Given instruction
Every entry must be given again exactly.

==========

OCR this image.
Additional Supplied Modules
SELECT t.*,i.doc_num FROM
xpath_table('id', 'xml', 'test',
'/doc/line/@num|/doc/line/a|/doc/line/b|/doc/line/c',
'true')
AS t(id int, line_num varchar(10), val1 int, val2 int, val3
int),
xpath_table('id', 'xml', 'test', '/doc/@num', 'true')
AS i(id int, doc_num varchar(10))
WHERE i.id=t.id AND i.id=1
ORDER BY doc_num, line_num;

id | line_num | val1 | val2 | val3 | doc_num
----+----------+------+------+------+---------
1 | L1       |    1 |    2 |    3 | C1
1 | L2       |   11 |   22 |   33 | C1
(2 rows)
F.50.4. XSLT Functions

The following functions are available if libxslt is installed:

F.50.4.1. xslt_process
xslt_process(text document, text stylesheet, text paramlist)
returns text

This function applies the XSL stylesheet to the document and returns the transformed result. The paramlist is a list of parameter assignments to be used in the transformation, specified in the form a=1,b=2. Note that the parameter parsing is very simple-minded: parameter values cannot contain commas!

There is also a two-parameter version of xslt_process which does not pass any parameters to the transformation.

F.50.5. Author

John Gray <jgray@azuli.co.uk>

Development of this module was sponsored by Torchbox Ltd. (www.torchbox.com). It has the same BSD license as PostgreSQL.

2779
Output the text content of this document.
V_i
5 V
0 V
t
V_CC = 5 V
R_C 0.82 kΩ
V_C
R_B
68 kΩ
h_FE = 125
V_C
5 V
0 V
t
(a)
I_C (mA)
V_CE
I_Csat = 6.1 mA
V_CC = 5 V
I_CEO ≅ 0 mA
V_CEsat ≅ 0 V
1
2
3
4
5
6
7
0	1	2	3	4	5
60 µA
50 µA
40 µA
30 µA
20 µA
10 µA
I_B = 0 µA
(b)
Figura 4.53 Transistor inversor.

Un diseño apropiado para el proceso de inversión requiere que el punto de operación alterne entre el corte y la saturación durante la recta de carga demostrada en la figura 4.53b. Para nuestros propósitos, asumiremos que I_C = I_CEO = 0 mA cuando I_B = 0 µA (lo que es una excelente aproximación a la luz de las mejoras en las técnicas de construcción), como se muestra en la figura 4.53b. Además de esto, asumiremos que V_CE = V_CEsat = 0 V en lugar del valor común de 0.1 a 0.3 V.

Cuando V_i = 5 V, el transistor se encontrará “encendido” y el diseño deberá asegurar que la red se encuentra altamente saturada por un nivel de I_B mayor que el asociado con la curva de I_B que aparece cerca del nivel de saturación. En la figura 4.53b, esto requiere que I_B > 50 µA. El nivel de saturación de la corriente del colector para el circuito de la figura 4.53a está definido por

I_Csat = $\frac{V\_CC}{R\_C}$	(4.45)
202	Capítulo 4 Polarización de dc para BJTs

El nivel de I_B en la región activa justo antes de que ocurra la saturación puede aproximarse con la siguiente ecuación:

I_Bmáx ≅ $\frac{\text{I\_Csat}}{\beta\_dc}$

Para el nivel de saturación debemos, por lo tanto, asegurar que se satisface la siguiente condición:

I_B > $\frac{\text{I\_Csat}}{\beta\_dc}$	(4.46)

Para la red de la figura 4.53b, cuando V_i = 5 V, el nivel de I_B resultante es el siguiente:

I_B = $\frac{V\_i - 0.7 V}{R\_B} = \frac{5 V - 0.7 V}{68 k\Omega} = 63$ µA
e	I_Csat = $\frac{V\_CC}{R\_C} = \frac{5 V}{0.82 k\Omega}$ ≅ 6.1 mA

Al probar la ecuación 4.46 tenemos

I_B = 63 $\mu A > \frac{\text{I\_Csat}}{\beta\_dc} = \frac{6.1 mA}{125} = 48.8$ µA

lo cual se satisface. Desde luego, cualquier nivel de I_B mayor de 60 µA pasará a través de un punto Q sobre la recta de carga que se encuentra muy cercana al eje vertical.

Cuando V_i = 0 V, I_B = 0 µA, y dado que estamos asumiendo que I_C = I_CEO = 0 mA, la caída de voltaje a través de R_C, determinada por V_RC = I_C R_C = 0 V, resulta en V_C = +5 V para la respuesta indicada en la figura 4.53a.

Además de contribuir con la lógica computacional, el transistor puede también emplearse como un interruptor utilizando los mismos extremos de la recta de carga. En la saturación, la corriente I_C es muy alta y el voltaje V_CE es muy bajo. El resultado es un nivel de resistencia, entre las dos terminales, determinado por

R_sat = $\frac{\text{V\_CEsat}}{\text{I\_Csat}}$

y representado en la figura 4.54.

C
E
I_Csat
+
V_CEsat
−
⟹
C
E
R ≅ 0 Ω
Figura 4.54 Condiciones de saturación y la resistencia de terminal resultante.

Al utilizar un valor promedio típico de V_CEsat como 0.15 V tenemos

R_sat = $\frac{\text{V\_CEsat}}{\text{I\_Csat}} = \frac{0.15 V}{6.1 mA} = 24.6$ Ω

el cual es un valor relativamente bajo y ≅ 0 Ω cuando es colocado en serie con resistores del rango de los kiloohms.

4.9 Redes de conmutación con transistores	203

==========

Complete output
OCR this image.
Additional Supplied Modules
SELECT t.*,i.doc_num FROM
xpath_table('id', 'xml', 'test',
'/doc/line/@num|/doc/line/a|/doc/line/b|/doc/line/c',
'true')
AS t(id int, line_num varchar(10), val1 int, val2 int, val3
int),
xpath_table('id', 'xml', 'test', '/doc/@num', 'true')
AS i(id int, doc_num varchar(10))
WHERE i.id=t.id AND i.id=1
ORDER BY doc_num, line_num;

id | line_num | val1 | val2 | val3 | doc_num
----+----------+------+------+------+---------
1 | L1       |    1 |    2 |    3 | C1
1 | L2       |   11 |   22 |   33 | C1
(2 rows)
F.50.4. XSLT Functions

The following functions are available if libxslt is installed:

F.50.4.1. xslt_process
xslt_process(text document, text stylesheet, text paramlist)
returns text

This function applies the XSL stylesheet to the document and returns the transformed result. The paramlist is a list of parameter assignments to be used in the transformation, specified in the form a=1,b=2. Note that the parameter parsing is very simple-minded: parameter values cannot contain commas!

There is also a two-parameter version of xslt_process which does not pass any parameters to the transformation.

F.50.5. Author

John Gray <jgray@azuli.co.uk>

Development of this module was sponsored by Torchbox Ltd. (www.torchbox.com). It has the same BSD license as PostgreSQL.

2779
Output the text content of this document.
V_i
5 V
0 V
t
V_CC = 5 V
R_C 0.82 kΩ
V_C
R_B
68 kΩ
h_FE = 125
V_C
5 V
0 V
t
(a)
I_C (mA)
V_CE
I_Csat = 6.1 mA
V_CC = 5 V
I_CEO ≅ 0 mA
V_CEsat ≅ 0 V
1
2
3
4
5
6
7
0	1	2	3	4	5
60 µA
50 µA
40 µA
30 µA
20 µA
10 µA
I_B = 0 µA
(b)
Figura 4.53 Transistor inversor.

Un diseño apropiado para el proceso de inversión requiere que el punto de operación alterne entre el corte y la saturación durante la recta de carga demostrada en la figura 4.53b. Para nuestros propósitos, asumiremos que I_C = I_CEO = 0 mA cuando I_B = 0 µA (lo que es una excelente aproximación a la luz de las mejoras en las técnicas de construcción), como se muestra en la figura 4.53b. Además de esto, asumiremos que V_CE = V_CEsat = 0 V en lugar del valor común de 0.1 a 0.3 V.

Cuando V_i = 5 V, el transistor se encontrará “encendido” y el diseño deberá asegurar que la red se encuentra altamente saturada por un nivel de I_B mayor que el asociado con la curva de I_B que aparece cerca del nivel de saturación. En la figura 4.53b, esto requiere que I_B > 50 µA. El nivel de saturación de la corriente del colector para el circuito de la figura 4.53a está definido por

I_Csat = $\frac{V\_CC}{R\_C}$	(4.45)
202	Capítulo 4 Polarización de dc para BJTs

El nivel de I_B en la región activa justo antes de que ocurra la saturación puede aproximarse con la siguiente ecuación:

I_Bmáx ≅ $\frac{\text{I\_Csat}}{\beta\_dc}$

Para el nivel de saturación debemos, por lo tanto, asegurar que se satisface la siguiente condición:

I_B > $\frac{\text{I\_Csat}}{\beta\_dc}$	(4.46)

Para la red de la figura 4.53b, cuando V_i = 5 V, el nivel de I_B resultante es el siguiente:

I_B = $\frac{V\_i - 0.7 V}{R\_B} = \frac{5 V - 0.7 V}{68 k\Omega} = 63$ µA
e	I_Csat = $\frac{V\_CC}{R\_C} = \frac{5 V}{0.82 k\Omega}$ ≅ 6.1 mA

Al probar la ecuación 4.46 tenemos

I_B = 63 $\mu A > \frac{\text{I\_Csat}}{\beta\_dc} = \frac{6.1 mA}{125} = 48.8$ µA

lo cual se satisface. Desde luego, cualquier nivel de I_B mayor de 60 µA pasará a través de un punto Q sobre la recta de carga que se encuentra muy cercana al eje vertical.

Cuando V_i = 0 V, I_B = 0 µA, y dado que estamos asumiendo que I_C = I_CEO = 0 mA, la caída de voltaje a través de R_C, determinada por V_RC = I_C R_C = 0 V, resulta en V_C = +5 V para la respuesta indicada en la figura 4.53a.

Además de contribuir con la lógica computacional, el transistor puede también emplearse como un interruptor utilizando los mismos extremos de la recta de carga. En la saturación, la corriente I_C es muy alta y el voltaje V_CE es muy bajo. El resultado es un nivel de resistencia, entre las dos terminales, determinado por

R_sat = $\frac{\text{V\_CEsat}}{\text{I\_Csat}}$

y representado en la figura 4.54.

C
E
I_Csat
+
V_CEsat
−
⟹
C
E
R ≅ 0 Ω
Figura 4.54 Condiciones de saturación y la resistencia de terminal resultante.

Al utilizar un valor promedio típico de V_CEsat como 0.15 V tenemos

R_sat = $\frac{\text{V\_CEsat}}{\text{I\_Csat}} = \frac{0.15 V}{6.1 mA} = 24.6$ Ω

el cual es un valor relativamente bajo y ≅ 0 Ω cuando es colocado en serie con resistores del rango de los kiloohms.

4.9 Redes de conmutación con transistores	203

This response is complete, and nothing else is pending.